### Job
Which lines hold the string "soil"? Copy every one of them.

##### Material

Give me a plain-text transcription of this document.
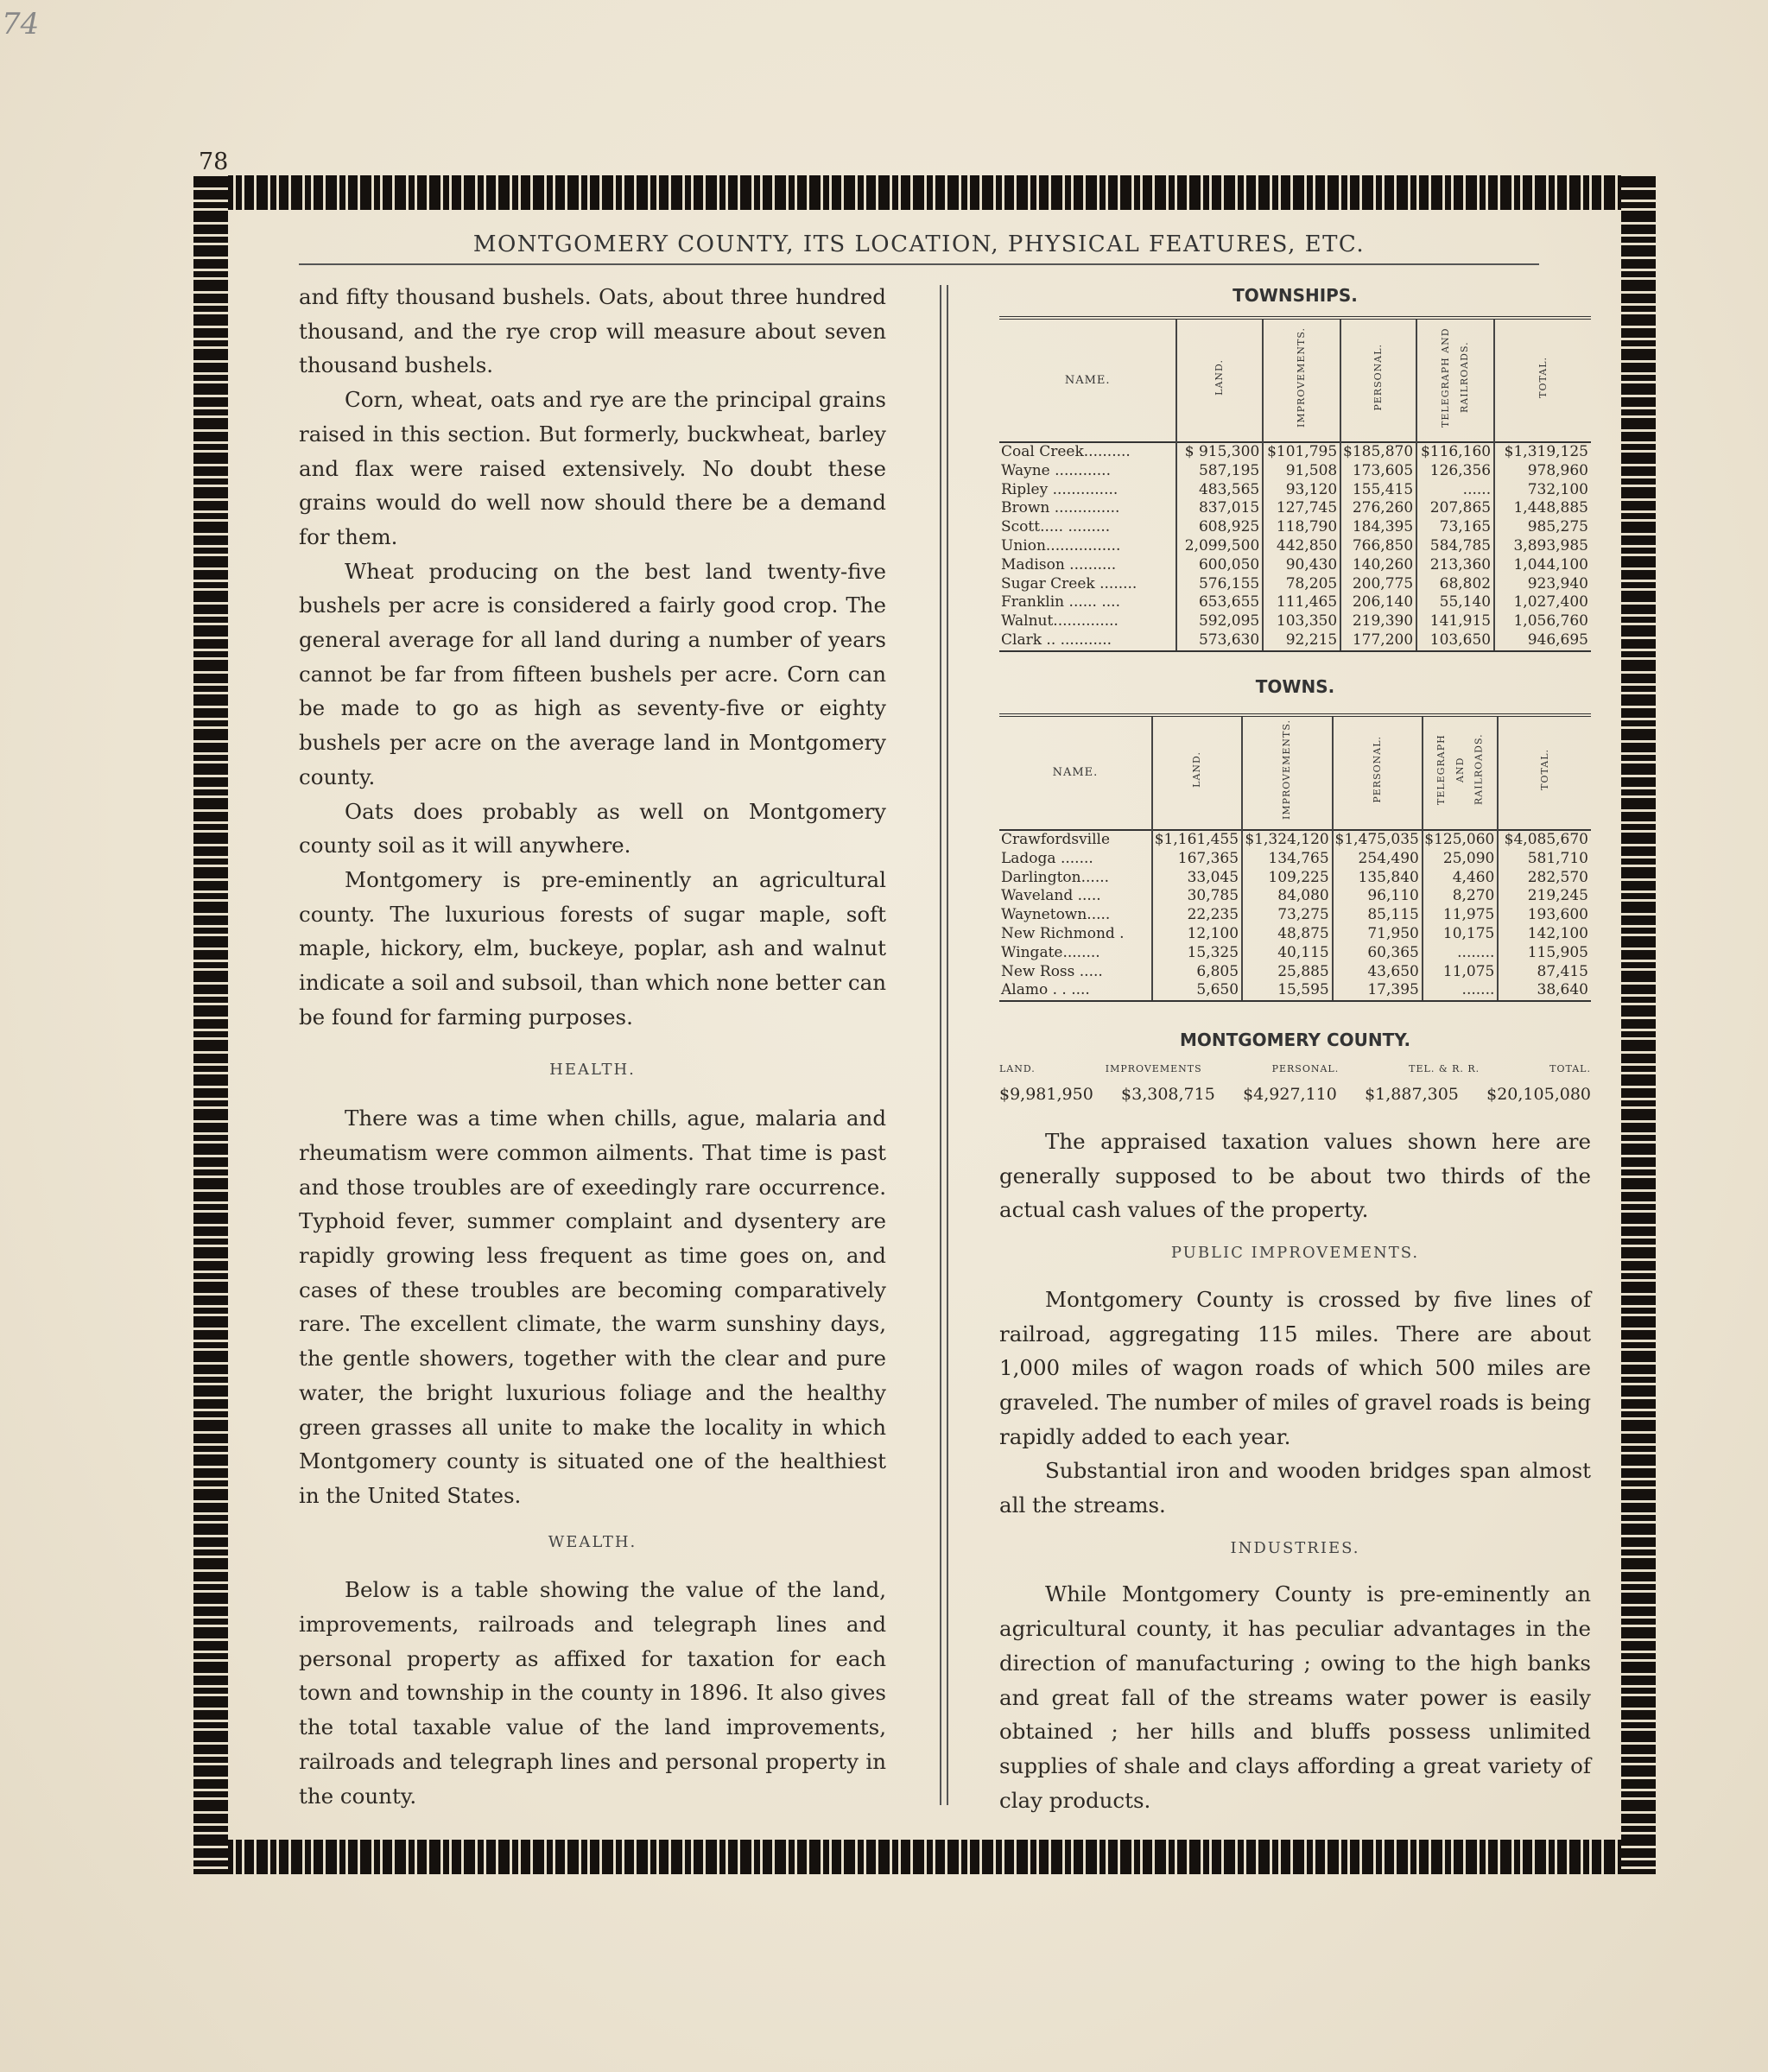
74
78
MONTGOMERY COUNTY, ITS LOCATION, PHYSICAL FEATURES, ETC.

and fifty thousand bushels. Oats, about three hundred thousand, and the rye crop will measure about seven thousand bushels.

Corn, wheat, oats and rye are the principal grains raised in this section. But formerly, buckwheat, barley and flax were raised extensively. No doubt these grains would do well now should there be a demand for them.

Wheat producing on the best land twenty-five bushels per acre is considered a fairly good crop. The general average for all land during a number of years cannot be far from fifteen bushels per acre. Corn can be made to go as high as seventy-five or eighty bushels per acre on the average land in Montgomery county.

Oats does probably as well on Montgomery county soil as it will anywhere.

Montgomery is pre-eminently an agricultural county. The luxurious forests of sugar maple, soft maple, hickory, elm, buckeye, poplar, ash and walnut indicate a soil and subsoil, than which none better can be found for farming purposes.

HEALTH.

There was a time when chills, ague, malaria and rheumatism were common ailments. That time is past and those troubles are of exeedingly rare occurrence. Typhoid fever, summer complaint and dysentery are rapidly growing less frequent as time goes on, and cases of these troubles are becoming comparatively rare. The excellent climate, the warm sunshiny days, the gentle showers, together with the clear and pure water, the bright luxurious foliage and the healthy green grasses all unite to make the locality in which Montgomery county is situated one of the healthiest in the United States.

WEALTH.

Below is a table showing the value of the land, improvements, railroads and telegraph lines and personal property as affixed for taxation for each town and township in the county in 1896. It also gives the total taxable value of the land improvements, railroads and telegraph lines and personal property in the county.

TOWNSHIPS.
NAME.	LAND.	IMPROVEMENTS.	PERSONAL.	TELEGRAPH AND RAILROADS.	TOTAL.
Coal Creek..........	$ 915,300	$101,795	$185,870	$116,160	$1,319,125
Wayne ............	587,195	91,508	173,605	126,356	978,960
Ripley ..............	483,565	93,120	155,415	......	732,100
Brown ..............	837,015	127,745	276,260	207,865	1,448,885
Scott..... .........	608,925	118,790	184,395	73,165	985,275
Union................	2,099,500	442,850	766,850	584,785	3,893,985
Madison ..........	600,050	90,430	140,260	213,360	1,044,100
Sugar Creek ........	576,155	78,205	200,775	68,802	923,940
Franklin ...... ....	653,655	111,465	206,140	55,140	1,027,400
Walnut..............	592,095	103,350	219,390	141,915	1,056,760
Clark .. ...........	573,630	92,215	177,200	103,650	946,695
TOWNS.
NAME.	LAND.	IMPROVEMENTS.	PERSONAL.	TELEGRAPH AND RAILROADS.	TOTAL.
Crawfordsville	$1,161,455	$1,324,120	$1,475,035	$125,060	$4,085,670
Ladoga .......	167,365	134,765	254,490	25,090	581,710
Darlington......	33,045	109,225	135,840	4,460	282,570
Waveland .....	30,785	84,080	96,110	8,270	219,245
Waynetown.....	22,235	73,275	85,115	11,975	193,600
New Richmond .	12,100	48,875	71,950	10,175	142,100
Wingate........	15,325	40,115	60,365	........	115,905
New Ross .....	6,805	25,885	43,650	11,075	87,415
Alamo . . ....	5,650	15,595	17,395	.......	38,640
MONTGOMERY COUNTY.
LAND.	IMPROVEMENTS	PERSONAL.	TEL. & R. R.	TOTAL.
$9,981,950 $3,308,715 $4,927,110 $1,887,305 $20,105,080

The appraised taxation values shown here are generally supposed to be about two thirds of the actual cash values of the property.

PUBLIC IMPROVEMENTS.

Montgomery County is crossed by five lines of railroad, aggregating 115 miles. There are about 1,000 miles of wagon roads of which 500 miles are graveled. The number of miles of gravel roads is being rapidly added to each year.

Substantial iron and wooden bridges span almost all the streams.

INDUSTRIES.

While Montgomery County is pre-eminently an agricultural county, it has peculiar advantages in the direction of manufacturing ; owing to the high banks and great fall of the streams water power is easily obtained ; her hills and bluffs possess unlimited supplies of shale and clays affording a great variety of clay products.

##########

### Solution to the exercise
Oats does probably as well on Montgomery county soil as it will anywhere.
Montgomery is pre-eminently an agricultural county. The luxurious forests of sugar maple, soft maple, hickory, elm, buckeye, poplar, ash and walnut indicate a soil and subsoil, than which none better can be found for farming purposes.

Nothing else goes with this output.